_WHAT YOU ARE ASKED TO DO_
Reproduce the material word for word; the images stay out.

_DATA LINES_
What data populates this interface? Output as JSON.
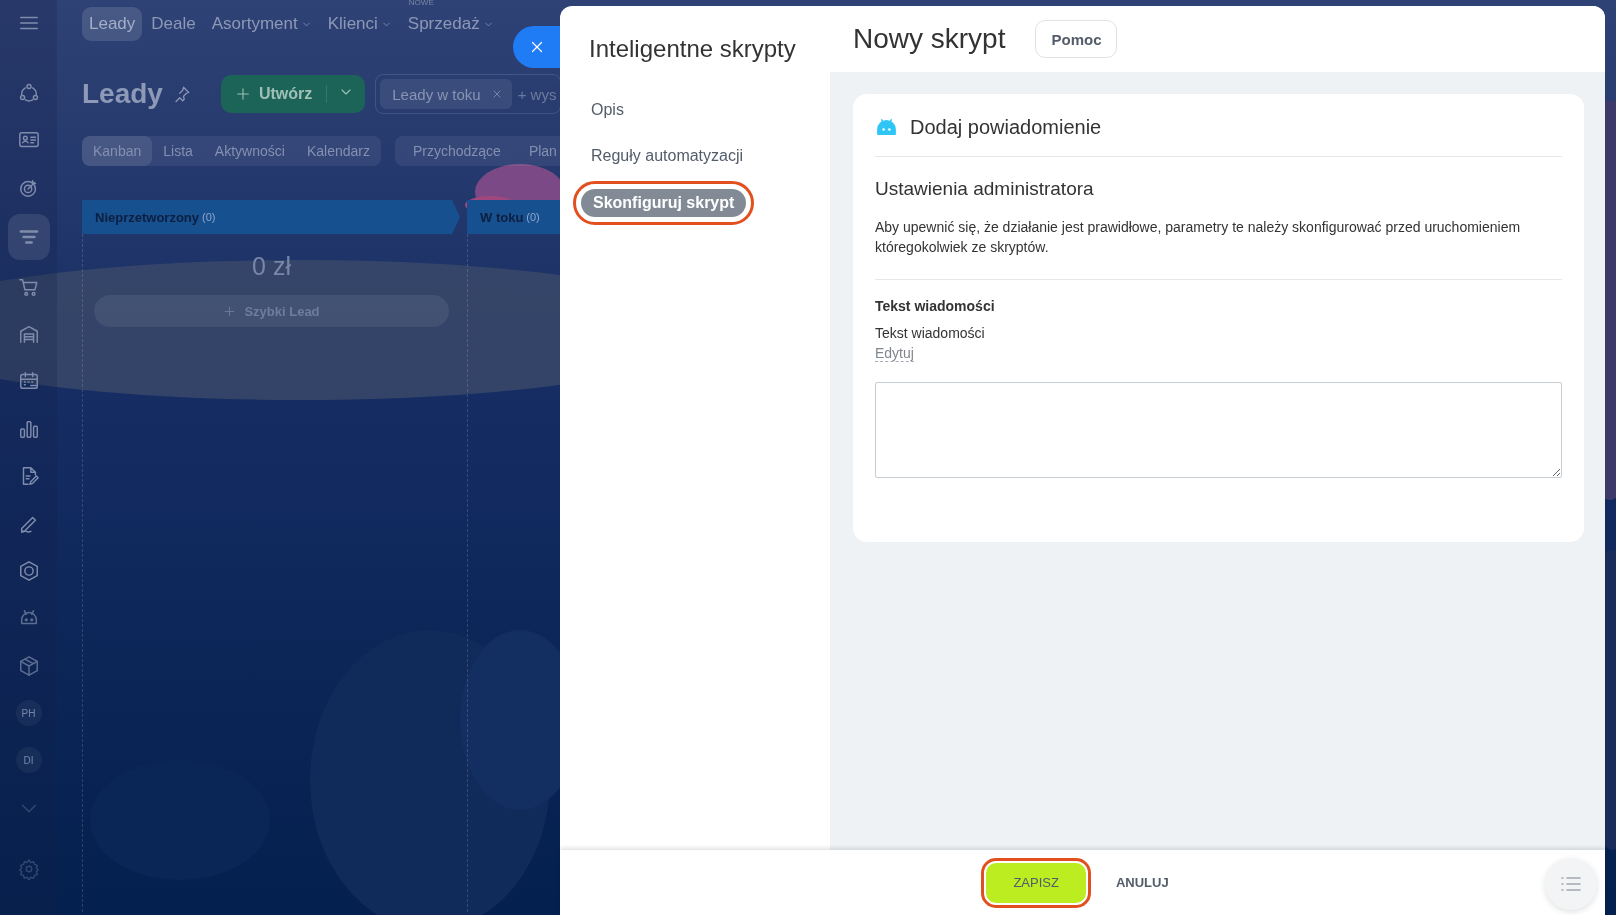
{
  "sidebar": {
    "items": [
      {
        "kind": "icon",
        "selected": false
      },
      {
        "kind": "icon",
        "selected": false
      },
      {
        "kind": "icon",
        "selected": false
      },
      {
        "kind": "icon",
        "selected": false
      },
      {
        "kind": "icon",
        "selected": true
      },
      {
        "kind": "icon",
        "selected": false
      },
      {
        "kind": "icon",
        "selected": false
      },
      {
        "kind": "icon",
        "selected": false
      },
      {
        "kind": "icon",
        "selected": false
      },
      {
        "kind": "icon",
        "selected": false
      },
      {
        "kind": "icon",
        "selected": false
      },
      {
        "kind": "icon",
        "selected": false
      },
      {
        "kind": "icon",
        "selected": false
      },
      {
        "kind": "icon",
        "selected": false
      },
      {
        "kind": "avatar",
        "label": "PH",
        "selected": false
      },
      {
        "kind": "avatar",
        "label": "DI",
        "selected": false
      },
      {
        "kind": "icon",
        "selected": false
      },
      {
        "kind": "icon",
        "selected": false
      }
    ]
  },
  "top_nav": [
    {
      "label": "Leady",
      "selected": true,
      "dropdown": false
    },
    {
      "label": "Deale",
      "selected": false,
      "dropdown": false
    },
    {
      "label": "Asortyment",
      "selected": false,
      "dropdown": true
    },
    {
      "label": "Klienci",
      "selected": false,
      "dropdown": true
    },
    {
      "label": "Sprzedaż",
      "selected": false,
      "dropdown": true,
      "badge": "NOWE"
    }
  ],
  "page": {
    "title": "Leady",
    "create_button": "Utwórz",
    "filter": {
      "chip": "Leady w toku",
      "more": "+ wys"
    },
    "view_tabs": [
      {
        "label": "Kanban",
        "selected": true
      },
      {
        "label": "Lista",
        "selected": false
      },
      {
        "label": "Aktywności",
        "selected": false
      },
      {
        "label": "Kalendarz",
        "selected": false
      }
    ],
    "counters": [
      "Przychodzące",
      "Plan"
    ]
  },
  "kanban": {
    "columns": [
      {
        "title": "Nieprzetworzony",
        "count": "(0)",
        "total": "0 zł",
        "quick_add": "Szybki Lead"
      },
      {
        "title": "W toku",
        "count": "(0)"
      }
    ]
  },
  "slider": {
    "nav_title": "Inteligentne skrypty",
    "nav_items": [
      {
        "label": "Opis",
        "selected": false,
        "highlighted": false
      },
      {
        "label": "Reguły automatyzacji",
        "selected": false,
        "highlighted": false
      },
      {
        "label": "Skonfiguruj skrypt",
        "selected": true,
        "highlighted": true
      }
    ],
    "title": "Nowy skrypt",
    "help_button": "Pomoc",
    "card": {
      "title": "Dodaj powiadomienie",
      "section_title": "Ustawienia administratora",
      "description": "Aby upewnić się, że działanie jest prawidłowe, parametry te należy skonfigurować przed uruchomieniem któregokolwiek ze skryptów.",
      "field": {
        "label": "Tekst wiadomości",
        "variable": "Tekst wiadomości",
        "edit_link": "Edytuj"
      }
    },
    "footer": {
      "buttons": [
        {
          "label": "ZAPISZ",
          "kind": "primary",
          "highlighted": true
        },
        {
          "label": "ANULUJ",
          "kind": "link",
          "highlighted": false
        }
      ]
    }
  }
}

_THE RESULT_
What data populates this interface? Output as JSON.
{
  "sidebar": {
    "items": [
      {
        "kind": "icon",
        "selected": false
      },
      {
        "kind": "icon",
        "selected": false
      },
      {
        "kind": "icon",
        "selected": false
      },
      {
        "kind": "icon",
        "selected": false
      },
      {
        "kind": "icon",
        "selected": true
      },
      {
        "kind": "icon",
        "selected": false
      },
      {
        "kind": "icon",
        "selected": false
      },
      {
        "kind": "icon",
        "selected": false
      },
      {
        "kind": "icon",
        "selected": false
      },
      {
        "kind": "icon",
        "selected": false
      },
      {
        "kind": "icon",
        "selected": false
      },
      {
        "kind": "icon",
        "selected": false
      },
      {
        "kind": "icon",
        "selected": false
      },
      {
        "kind": "icon",
        "selected": false
      },
      {
        "kind": "avatar",
        "label": "PH",
        "selected": false
      },
      {
        "kind": "avatar",
        "label": "DI",
        "selected": false
      },
      {
        "kind": "icon",
        "selected": false
      },
      {
        "kind": "icon",
        "selected": false
      }
    ]
  },
  "top_nav": [
    {
      "label": "Leady",
      "selected": true,
      "dropdown": false
    },
    {
      "label": "Deale",
      "selected": false,
      "dropdown": false
    },
    {
      "label": "Asortyment",
      "selected": false,
      "dropdown": true
    },
    {
      "label": "Klienci",
      "selected": false,
      "dropdown": true
    },
    {
      "label": "Sprzedaż",
      "selected": false,
      "dropdown": true,
      "badge": "NOWE"
    }
  ],
  "page": {
    "title": "Leady",
    "create_button": "Utwórz",
    "filter": {
      "chip": "Leady w toku",
      "more": "+ wys"
    },
    "view_tabs": [
      {
        "label": "Kanban",
        "selected": true
      },
      {
        "label": "Lista",
        "selected": false
      },
      {
        "label": "Aktywności",
        "selected": false
      },
      {
        "label": "Kalendarz",
        "selected": false
      }
    ],
    "counters": [
      "Przychodzące",
      "Plan"
    ]
  },
  "kanban": {
    "columns": [
      {
        "title": "Nieprzetworzony",
        "count": "(0)",
        "total": "0 zł",
        "quick_add": "Szybki Lead"
      },
      {
        "title": "W toku",
        "count": "(0)"
      }
    ]
  },
  "slider": {
    "nav_title": "Inteligentne skrypty",
    "nav_items": [
      {
        "label": "Opis",
        "selected": false,
        "highlighted": false
      },
      {
        "label": "Reguły automatyzacji",
        "selected": false,
        "highlighted": false
      },
      {
        "label": "Skonfiguruj skrypt",
        "selected": true,
        "highlighted": true
      }
    ],
    "title": "Nowy skrypt",
    "help_button": "Pomoc",
    "card": {
      "title": "Dodaj powiadomienie",
      "section_title": "Ustawienia administratora",
      "description": "Aby upewnić się, że działanie jest prawidłowe, parametry te należy skonfigurować przed uruchomieniem któregokolwiek ze skryptów.",
      "field": {
        "label": "Tekst wiadomości",
        "variable": "Tekst wiadomości",
        "edit_link": "Edytuj"
      }
    },
    "footer": {
      "buttons": [
        {
          "label": "ZAPISZ",
          "kind": "primary",
          "highlighted": true
        },
        {
          "label": "ANULUJ",
          "kind": "link",
          "highlighted": false
        }
      ]
    }
  }
}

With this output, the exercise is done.